§ What is expected: Reproduce the entries word for word, and omit any picture you find in them.

Saved entries:
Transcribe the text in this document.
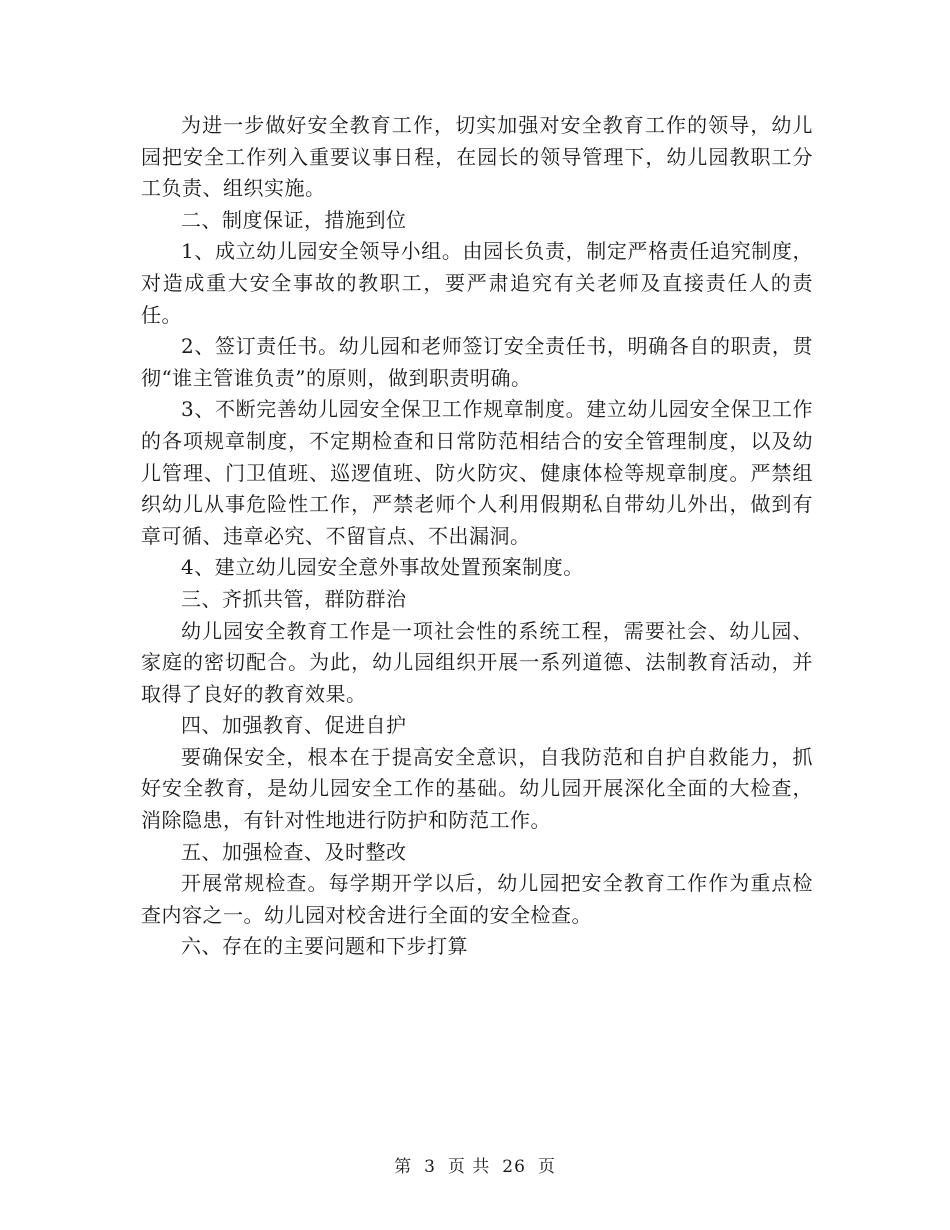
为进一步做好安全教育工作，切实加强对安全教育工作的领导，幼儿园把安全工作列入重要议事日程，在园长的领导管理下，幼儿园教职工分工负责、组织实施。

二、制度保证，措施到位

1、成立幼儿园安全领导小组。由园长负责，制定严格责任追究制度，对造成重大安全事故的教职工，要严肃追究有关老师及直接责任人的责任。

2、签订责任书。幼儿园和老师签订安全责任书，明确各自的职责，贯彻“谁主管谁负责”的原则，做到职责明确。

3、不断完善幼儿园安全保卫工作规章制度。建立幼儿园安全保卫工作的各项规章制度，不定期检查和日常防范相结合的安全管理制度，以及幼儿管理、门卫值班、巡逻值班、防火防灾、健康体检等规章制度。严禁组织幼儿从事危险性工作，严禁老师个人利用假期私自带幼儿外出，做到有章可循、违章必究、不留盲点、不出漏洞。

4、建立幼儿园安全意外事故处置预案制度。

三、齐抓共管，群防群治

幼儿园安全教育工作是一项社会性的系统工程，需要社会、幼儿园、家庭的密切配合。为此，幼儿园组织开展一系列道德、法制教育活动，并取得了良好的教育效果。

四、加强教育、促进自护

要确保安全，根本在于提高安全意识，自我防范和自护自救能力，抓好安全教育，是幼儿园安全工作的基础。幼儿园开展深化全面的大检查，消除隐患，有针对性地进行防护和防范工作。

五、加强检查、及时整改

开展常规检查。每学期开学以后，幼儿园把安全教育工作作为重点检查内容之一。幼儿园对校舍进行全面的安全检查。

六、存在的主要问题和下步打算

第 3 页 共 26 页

§ Correct answer:
Transcribe the text in this document.
为进一步做好安全教育工作，切实加强对安全教育工作的领导，幼儿园把安全工作列入重要议事日程，在园长的领导管理下，幼儿园教职工分工负责、组织实施。

二、制度保证，措施到位

1、成立幼儿园安全领导小组。由园长负责，制定严格责任追究制度，对造成重大安全事故的教职工，要严肃追究有关老师及直接责任人的责任。

2、签订责任书。幼儿园和老师签订安全责任书，明确各自的职责，贯彻“谁主管谁负责”的原则，做到职责明确。

3、不断完善幼儿园安全保卫工作规章制度。建立幼儿园安全保卫工作的各项规章制度，不定期检查和日常防范相结合的安全管理制度，以及幼儿管理、门卫值班、巡逻值班、防火防灾、健康体检等规章制度。严禁组织幼儿从事危险性工作，严禁老师个人利用假期私自带幼儿外出，做到有章可循、违章必究、不留盲点、不出漏洞。

4、建立幼儿园安全意外事故处置预案制度。

三、齐抓共管，群防群治

幼儿园安全教育工作是一项社会性的系统工程，需要社会、幼儿园、家庭的密切配合。为此，幼儿园组织开展一系列道德、法制教育活动，并取得了良好的教育效果。

四、加强教育、促进自护

要确保安全，根本在于提高安全意识，自我防范和自护自救能力，抓好安全教育，是幼儿园安全工作的基础。幼儿园开展深化全面的大检查，消除隐患，有针对性地进行防护和防范工作。

五、加强检查、及时整改

开展常规检查。每学期开学以后，幼儿园把安全教育工作作为重点检查内容之一。幼儿园对校舍进行全面的安全检查。

六、存在的主要问题和下步打算

第 3 页 共 26 页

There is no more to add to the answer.